# Dataset listings of figures
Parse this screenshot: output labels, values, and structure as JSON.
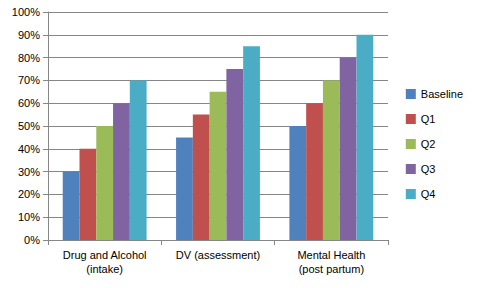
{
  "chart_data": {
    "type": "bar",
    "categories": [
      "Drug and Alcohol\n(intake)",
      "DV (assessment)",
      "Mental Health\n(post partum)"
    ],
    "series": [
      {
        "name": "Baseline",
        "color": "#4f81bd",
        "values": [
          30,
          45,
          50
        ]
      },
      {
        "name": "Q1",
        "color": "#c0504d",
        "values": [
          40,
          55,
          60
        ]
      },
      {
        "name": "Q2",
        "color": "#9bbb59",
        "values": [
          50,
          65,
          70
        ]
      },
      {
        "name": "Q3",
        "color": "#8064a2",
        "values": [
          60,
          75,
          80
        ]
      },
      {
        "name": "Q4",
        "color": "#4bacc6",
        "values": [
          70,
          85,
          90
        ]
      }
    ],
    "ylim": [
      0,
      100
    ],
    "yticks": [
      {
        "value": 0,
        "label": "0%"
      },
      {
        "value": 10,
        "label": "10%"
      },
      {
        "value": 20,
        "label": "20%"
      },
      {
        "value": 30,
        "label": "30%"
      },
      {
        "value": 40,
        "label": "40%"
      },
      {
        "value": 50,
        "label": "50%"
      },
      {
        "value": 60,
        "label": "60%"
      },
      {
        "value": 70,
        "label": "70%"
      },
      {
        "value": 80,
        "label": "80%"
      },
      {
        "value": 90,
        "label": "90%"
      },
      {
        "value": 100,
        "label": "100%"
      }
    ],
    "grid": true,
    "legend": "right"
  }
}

---

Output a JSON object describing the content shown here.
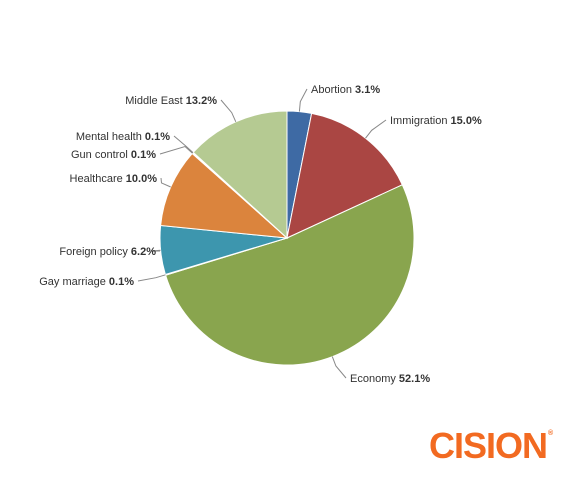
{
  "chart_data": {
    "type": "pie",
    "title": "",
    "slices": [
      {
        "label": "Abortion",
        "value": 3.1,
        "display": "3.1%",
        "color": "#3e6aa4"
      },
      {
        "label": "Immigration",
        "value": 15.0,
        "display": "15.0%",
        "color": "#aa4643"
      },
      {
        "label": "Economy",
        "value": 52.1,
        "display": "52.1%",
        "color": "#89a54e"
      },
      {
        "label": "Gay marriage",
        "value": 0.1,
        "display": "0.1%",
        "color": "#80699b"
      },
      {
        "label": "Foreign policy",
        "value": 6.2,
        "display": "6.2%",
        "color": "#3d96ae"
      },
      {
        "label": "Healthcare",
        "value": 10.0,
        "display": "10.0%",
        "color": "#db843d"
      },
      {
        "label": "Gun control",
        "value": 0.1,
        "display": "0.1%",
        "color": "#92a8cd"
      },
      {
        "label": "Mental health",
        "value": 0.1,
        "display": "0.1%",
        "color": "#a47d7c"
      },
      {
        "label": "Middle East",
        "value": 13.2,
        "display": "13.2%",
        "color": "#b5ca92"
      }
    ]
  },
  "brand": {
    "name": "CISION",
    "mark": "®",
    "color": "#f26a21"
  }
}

==

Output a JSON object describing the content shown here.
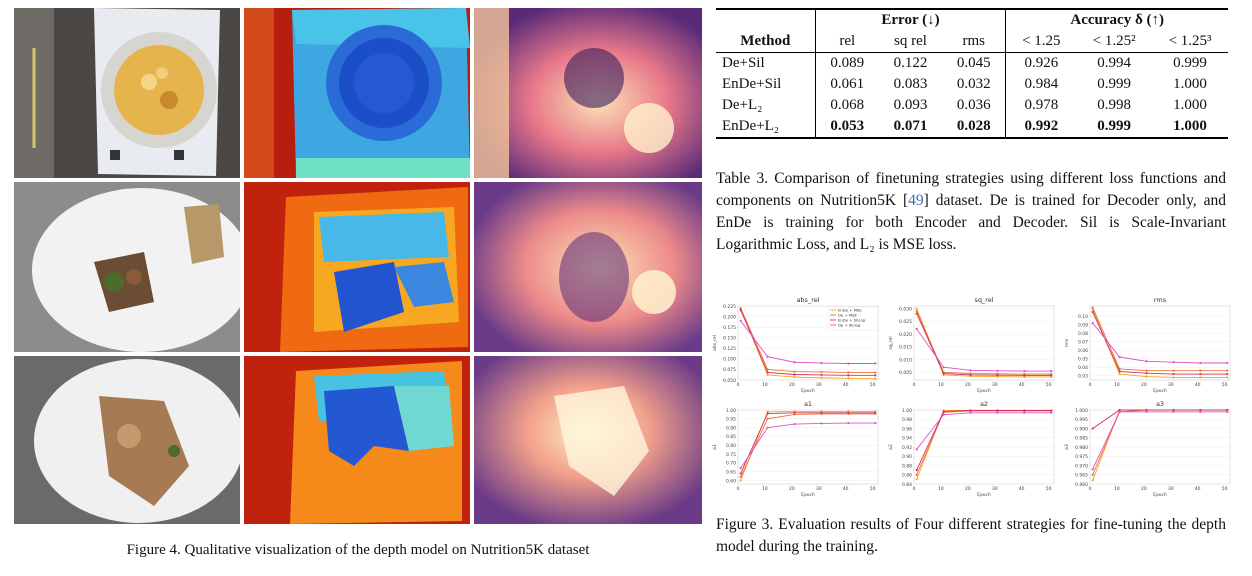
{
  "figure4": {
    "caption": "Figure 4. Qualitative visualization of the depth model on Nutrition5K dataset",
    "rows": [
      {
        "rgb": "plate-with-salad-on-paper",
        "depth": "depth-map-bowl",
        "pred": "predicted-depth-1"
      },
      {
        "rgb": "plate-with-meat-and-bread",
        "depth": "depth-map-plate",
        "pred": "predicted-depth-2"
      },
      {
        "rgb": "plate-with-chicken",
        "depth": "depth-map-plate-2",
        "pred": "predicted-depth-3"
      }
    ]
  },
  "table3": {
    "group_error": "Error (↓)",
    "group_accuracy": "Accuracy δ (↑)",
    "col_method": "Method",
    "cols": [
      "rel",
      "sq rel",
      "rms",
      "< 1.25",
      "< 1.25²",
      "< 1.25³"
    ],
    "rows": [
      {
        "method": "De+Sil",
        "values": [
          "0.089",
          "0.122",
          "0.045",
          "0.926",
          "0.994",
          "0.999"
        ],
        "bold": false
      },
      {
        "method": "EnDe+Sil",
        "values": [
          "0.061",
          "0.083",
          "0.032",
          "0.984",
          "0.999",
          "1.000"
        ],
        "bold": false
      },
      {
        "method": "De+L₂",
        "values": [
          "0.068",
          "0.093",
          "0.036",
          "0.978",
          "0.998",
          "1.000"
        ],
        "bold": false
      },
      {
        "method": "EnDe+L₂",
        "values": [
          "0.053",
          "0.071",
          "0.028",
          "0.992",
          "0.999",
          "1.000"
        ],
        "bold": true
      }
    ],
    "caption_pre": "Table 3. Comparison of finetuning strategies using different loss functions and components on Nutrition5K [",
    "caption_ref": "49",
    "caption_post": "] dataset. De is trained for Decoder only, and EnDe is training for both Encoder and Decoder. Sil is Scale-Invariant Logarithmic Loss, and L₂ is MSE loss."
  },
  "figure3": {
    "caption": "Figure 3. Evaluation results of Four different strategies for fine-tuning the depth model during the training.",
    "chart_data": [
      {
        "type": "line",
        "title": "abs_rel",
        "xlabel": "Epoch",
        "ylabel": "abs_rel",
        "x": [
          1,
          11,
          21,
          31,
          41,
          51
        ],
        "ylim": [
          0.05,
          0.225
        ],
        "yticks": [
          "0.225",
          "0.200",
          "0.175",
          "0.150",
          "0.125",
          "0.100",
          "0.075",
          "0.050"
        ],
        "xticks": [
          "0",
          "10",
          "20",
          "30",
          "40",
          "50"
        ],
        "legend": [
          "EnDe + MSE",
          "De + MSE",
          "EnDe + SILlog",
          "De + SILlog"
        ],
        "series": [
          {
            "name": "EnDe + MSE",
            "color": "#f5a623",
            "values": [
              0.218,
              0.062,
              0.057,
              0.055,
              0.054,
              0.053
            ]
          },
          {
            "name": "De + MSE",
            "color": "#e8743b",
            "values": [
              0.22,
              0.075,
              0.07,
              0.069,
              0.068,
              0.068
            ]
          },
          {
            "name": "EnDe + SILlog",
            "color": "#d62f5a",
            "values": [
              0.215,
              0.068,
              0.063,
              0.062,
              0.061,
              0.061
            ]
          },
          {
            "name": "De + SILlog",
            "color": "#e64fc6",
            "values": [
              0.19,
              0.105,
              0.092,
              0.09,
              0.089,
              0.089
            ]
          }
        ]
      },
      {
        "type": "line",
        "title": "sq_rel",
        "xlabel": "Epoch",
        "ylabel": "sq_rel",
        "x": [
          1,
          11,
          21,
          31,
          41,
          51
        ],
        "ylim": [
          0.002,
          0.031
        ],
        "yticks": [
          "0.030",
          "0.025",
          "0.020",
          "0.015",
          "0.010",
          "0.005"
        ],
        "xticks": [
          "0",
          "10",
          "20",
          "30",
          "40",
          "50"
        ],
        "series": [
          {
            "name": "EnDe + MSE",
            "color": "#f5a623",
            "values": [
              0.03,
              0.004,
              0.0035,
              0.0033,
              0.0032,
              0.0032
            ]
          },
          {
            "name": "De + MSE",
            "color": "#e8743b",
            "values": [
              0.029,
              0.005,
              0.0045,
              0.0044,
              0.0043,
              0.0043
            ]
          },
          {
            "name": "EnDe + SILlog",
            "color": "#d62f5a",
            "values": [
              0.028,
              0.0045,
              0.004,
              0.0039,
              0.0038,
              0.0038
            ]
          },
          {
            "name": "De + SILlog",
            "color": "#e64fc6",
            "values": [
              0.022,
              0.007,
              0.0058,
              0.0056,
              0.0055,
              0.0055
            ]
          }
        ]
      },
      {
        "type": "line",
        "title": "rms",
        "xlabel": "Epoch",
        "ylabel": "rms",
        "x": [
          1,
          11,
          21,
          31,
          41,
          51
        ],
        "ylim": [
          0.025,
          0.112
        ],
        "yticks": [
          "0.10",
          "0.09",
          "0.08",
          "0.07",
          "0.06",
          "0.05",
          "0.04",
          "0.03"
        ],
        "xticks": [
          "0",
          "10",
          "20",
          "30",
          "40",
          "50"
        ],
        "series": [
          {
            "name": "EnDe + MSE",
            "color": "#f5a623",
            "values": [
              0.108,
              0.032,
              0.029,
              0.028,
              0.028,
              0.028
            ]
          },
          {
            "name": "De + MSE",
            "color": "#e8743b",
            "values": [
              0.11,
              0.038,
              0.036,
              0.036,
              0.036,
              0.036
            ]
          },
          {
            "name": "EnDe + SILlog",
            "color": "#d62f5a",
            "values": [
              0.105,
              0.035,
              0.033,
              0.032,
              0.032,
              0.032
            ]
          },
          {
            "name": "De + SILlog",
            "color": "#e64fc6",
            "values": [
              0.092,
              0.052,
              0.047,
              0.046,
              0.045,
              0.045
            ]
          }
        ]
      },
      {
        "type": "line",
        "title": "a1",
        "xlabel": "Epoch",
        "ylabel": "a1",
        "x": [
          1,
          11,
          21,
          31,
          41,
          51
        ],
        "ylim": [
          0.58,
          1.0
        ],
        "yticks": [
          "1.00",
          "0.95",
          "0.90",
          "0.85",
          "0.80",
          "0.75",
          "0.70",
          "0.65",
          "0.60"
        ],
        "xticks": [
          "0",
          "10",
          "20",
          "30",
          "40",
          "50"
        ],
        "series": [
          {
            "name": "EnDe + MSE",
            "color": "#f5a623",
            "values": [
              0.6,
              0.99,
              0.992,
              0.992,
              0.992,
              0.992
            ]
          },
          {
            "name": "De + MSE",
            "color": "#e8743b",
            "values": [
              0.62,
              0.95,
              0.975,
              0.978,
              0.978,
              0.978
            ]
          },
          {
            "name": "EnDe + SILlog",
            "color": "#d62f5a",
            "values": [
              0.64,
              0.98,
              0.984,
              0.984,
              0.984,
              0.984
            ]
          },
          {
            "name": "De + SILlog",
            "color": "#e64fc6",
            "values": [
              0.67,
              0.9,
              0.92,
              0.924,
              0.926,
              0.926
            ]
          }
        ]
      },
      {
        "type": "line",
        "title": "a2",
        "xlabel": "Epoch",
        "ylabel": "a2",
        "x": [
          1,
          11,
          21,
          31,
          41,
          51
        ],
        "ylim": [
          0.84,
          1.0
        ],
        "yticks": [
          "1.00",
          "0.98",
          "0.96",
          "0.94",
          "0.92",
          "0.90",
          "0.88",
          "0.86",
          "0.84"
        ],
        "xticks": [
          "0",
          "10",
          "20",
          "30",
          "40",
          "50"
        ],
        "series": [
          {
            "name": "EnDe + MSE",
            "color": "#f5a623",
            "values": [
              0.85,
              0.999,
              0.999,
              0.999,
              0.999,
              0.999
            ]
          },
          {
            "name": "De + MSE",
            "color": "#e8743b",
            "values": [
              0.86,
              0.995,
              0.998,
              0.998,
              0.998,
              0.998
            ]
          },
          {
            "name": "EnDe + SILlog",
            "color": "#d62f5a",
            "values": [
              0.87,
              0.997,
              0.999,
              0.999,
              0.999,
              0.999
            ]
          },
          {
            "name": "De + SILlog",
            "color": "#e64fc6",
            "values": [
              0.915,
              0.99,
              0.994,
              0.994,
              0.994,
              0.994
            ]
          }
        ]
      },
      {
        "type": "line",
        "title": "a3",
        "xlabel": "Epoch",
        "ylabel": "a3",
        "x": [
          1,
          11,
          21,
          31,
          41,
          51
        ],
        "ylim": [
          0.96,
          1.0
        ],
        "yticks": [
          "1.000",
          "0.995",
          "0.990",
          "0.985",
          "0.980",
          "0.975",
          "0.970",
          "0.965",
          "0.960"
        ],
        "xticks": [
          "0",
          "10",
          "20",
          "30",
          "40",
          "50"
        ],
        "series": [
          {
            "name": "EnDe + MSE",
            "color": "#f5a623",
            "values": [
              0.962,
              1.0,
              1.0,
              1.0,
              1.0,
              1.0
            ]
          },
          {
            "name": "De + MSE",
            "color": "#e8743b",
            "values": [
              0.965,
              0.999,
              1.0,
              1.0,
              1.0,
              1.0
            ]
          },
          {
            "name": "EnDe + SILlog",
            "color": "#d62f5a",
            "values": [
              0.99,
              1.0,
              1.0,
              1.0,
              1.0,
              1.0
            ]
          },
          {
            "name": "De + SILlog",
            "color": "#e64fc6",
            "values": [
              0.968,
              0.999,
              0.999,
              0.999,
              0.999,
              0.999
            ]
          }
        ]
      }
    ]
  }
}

# The task
Pull out every line holding "plate" from the records above, and copy it.

# Response to the exercise
        "rgb": "plate-with-salad-on-paper",
        "rgb": "plate-with-meat-and-bread",
        "depth": "depth-map-plate",
        "rgb": "plate-with-chicken",
        "depth": "depth-map-plate-2",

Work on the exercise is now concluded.